===== Provided records
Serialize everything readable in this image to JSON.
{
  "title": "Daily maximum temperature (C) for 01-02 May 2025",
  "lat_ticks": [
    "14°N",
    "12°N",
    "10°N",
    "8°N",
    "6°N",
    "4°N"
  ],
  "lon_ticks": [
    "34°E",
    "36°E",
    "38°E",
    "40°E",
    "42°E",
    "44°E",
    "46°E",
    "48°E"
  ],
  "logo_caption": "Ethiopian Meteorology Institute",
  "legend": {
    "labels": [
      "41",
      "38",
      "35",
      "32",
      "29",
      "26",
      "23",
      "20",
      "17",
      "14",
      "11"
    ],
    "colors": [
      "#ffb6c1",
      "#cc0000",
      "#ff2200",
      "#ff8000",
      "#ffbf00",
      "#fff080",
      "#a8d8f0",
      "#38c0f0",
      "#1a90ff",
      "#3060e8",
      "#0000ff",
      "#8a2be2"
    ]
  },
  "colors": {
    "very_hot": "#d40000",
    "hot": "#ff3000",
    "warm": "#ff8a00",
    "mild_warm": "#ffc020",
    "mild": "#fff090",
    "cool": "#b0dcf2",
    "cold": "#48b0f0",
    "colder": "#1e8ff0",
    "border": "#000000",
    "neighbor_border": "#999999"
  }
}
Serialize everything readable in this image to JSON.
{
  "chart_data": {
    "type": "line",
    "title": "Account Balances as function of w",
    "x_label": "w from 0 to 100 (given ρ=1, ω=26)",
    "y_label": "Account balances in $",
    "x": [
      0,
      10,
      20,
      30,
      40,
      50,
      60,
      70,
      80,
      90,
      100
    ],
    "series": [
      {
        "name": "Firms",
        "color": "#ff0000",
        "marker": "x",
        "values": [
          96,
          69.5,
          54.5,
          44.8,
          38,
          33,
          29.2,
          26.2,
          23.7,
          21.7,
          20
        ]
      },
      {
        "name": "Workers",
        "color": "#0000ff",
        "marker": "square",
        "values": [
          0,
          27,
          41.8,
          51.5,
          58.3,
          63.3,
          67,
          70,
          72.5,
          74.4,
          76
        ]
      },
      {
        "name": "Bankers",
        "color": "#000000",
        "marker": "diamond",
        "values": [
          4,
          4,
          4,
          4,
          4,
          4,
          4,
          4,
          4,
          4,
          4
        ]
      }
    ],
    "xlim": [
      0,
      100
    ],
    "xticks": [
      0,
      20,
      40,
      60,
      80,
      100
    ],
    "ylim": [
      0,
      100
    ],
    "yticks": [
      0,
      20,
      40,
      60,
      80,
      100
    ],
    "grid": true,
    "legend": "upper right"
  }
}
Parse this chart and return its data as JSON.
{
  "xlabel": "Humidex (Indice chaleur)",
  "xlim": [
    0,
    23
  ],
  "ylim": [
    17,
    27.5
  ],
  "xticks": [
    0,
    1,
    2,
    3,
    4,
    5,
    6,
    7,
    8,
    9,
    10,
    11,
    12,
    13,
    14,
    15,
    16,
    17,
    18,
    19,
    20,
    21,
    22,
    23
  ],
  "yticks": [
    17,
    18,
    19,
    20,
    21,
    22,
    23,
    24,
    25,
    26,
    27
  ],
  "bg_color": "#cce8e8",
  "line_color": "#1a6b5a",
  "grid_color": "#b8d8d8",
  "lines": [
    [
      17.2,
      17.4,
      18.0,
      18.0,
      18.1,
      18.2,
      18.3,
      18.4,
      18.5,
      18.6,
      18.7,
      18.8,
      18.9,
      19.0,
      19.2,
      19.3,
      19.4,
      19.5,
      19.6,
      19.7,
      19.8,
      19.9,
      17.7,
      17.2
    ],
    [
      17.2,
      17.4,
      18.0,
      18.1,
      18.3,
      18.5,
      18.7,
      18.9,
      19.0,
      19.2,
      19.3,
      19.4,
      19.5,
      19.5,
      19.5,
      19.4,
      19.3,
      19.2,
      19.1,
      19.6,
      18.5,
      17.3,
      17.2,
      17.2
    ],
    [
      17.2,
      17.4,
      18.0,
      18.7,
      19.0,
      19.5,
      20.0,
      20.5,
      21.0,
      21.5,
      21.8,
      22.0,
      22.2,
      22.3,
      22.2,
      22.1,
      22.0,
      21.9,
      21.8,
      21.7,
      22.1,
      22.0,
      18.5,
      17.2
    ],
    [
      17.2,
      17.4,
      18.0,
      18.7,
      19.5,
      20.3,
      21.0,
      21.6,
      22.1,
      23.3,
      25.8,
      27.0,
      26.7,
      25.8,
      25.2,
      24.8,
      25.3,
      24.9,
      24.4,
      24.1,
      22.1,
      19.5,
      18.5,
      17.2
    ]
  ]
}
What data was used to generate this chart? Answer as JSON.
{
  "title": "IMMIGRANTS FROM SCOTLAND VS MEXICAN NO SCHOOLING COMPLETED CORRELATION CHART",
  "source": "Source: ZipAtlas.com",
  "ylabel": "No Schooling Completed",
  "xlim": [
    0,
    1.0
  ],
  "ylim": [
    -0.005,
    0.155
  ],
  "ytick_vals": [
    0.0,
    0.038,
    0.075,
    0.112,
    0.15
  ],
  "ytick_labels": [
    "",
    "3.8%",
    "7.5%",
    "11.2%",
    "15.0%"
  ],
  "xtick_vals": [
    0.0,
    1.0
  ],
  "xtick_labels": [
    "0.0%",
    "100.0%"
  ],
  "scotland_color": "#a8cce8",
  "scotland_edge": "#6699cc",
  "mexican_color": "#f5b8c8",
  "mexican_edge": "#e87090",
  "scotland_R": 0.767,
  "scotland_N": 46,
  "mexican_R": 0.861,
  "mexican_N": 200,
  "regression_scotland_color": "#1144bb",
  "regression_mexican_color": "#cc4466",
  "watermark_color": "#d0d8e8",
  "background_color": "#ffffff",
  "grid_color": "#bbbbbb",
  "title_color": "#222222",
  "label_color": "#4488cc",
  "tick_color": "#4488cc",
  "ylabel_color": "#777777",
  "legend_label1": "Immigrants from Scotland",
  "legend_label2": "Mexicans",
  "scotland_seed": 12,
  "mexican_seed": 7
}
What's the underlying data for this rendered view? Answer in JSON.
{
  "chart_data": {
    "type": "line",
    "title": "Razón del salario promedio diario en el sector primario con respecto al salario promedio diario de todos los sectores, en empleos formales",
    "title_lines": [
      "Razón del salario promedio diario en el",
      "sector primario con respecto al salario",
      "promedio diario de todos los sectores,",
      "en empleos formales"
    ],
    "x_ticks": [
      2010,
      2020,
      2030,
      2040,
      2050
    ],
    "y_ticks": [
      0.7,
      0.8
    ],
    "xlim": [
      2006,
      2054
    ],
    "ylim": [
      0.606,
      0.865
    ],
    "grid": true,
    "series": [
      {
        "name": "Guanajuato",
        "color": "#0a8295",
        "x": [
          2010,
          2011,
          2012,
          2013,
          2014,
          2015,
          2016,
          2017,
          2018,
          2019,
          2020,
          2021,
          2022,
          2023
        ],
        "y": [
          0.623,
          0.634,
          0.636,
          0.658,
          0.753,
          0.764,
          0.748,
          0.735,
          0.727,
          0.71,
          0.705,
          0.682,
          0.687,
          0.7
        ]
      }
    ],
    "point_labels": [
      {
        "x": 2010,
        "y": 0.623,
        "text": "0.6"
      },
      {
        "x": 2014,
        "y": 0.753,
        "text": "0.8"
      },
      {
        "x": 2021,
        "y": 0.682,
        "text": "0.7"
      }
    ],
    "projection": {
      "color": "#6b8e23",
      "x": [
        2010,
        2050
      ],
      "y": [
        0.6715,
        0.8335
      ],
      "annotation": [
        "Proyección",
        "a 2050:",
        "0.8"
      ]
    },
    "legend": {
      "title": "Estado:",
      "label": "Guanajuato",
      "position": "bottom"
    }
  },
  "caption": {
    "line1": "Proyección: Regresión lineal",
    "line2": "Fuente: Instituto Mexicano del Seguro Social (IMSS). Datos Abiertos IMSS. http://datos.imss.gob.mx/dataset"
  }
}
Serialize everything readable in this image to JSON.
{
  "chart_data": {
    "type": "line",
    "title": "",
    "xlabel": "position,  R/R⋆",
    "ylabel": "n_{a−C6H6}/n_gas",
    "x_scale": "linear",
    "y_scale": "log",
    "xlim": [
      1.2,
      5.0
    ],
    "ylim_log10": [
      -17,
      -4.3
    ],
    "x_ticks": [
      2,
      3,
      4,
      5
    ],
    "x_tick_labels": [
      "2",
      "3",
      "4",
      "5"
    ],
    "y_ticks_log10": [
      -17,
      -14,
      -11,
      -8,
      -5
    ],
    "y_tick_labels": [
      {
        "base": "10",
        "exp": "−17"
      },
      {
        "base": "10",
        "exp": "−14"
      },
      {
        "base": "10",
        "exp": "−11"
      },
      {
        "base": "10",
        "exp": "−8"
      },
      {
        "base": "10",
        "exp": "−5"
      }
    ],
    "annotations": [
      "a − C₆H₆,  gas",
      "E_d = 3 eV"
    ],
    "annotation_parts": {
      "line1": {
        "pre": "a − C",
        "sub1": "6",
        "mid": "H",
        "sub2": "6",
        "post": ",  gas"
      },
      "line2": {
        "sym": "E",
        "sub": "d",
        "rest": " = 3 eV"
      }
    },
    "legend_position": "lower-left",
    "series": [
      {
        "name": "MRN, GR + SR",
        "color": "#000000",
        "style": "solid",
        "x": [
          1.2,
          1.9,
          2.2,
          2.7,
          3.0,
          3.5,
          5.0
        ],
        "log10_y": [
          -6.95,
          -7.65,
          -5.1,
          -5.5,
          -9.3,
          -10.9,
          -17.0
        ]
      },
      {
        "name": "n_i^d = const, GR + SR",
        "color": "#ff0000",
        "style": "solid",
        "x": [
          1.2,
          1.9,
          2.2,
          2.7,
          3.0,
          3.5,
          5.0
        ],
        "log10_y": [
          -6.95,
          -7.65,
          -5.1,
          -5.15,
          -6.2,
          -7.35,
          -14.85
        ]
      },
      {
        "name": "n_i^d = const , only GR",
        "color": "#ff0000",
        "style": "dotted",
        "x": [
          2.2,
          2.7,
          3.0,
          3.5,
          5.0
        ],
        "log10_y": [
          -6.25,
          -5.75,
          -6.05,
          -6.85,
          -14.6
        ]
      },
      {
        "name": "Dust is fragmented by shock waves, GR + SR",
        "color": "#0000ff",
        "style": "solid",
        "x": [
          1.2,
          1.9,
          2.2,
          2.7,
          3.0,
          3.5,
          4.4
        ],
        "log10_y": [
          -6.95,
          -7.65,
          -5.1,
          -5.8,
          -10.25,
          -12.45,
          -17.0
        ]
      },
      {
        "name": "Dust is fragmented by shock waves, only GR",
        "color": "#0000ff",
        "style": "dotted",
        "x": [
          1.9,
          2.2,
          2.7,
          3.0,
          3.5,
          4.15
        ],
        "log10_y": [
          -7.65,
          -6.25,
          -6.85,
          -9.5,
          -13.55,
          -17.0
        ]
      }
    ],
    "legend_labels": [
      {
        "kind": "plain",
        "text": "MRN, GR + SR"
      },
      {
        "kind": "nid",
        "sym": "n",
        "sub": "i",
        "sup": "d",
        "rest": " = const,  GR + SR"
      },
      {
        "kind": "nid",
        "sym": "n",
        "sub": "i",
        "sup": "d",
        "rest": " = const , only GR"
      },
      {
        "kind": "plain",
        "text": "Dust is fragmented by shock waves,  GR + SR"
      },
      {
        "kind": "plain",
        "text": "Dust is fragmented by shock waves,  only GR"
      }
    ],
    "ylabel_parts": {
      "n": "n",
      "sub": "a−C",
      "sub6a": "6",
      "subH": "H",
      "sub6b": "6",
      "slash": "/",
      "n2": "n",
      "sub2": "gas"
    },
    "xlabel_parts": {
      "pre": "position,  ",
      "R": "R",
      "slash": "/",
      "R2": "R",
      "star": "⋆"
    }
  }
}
==========
▶ _Directions_: Across the records above, count the lines holding "marker" and reply with that number alone.

▶ _The completed task_: 3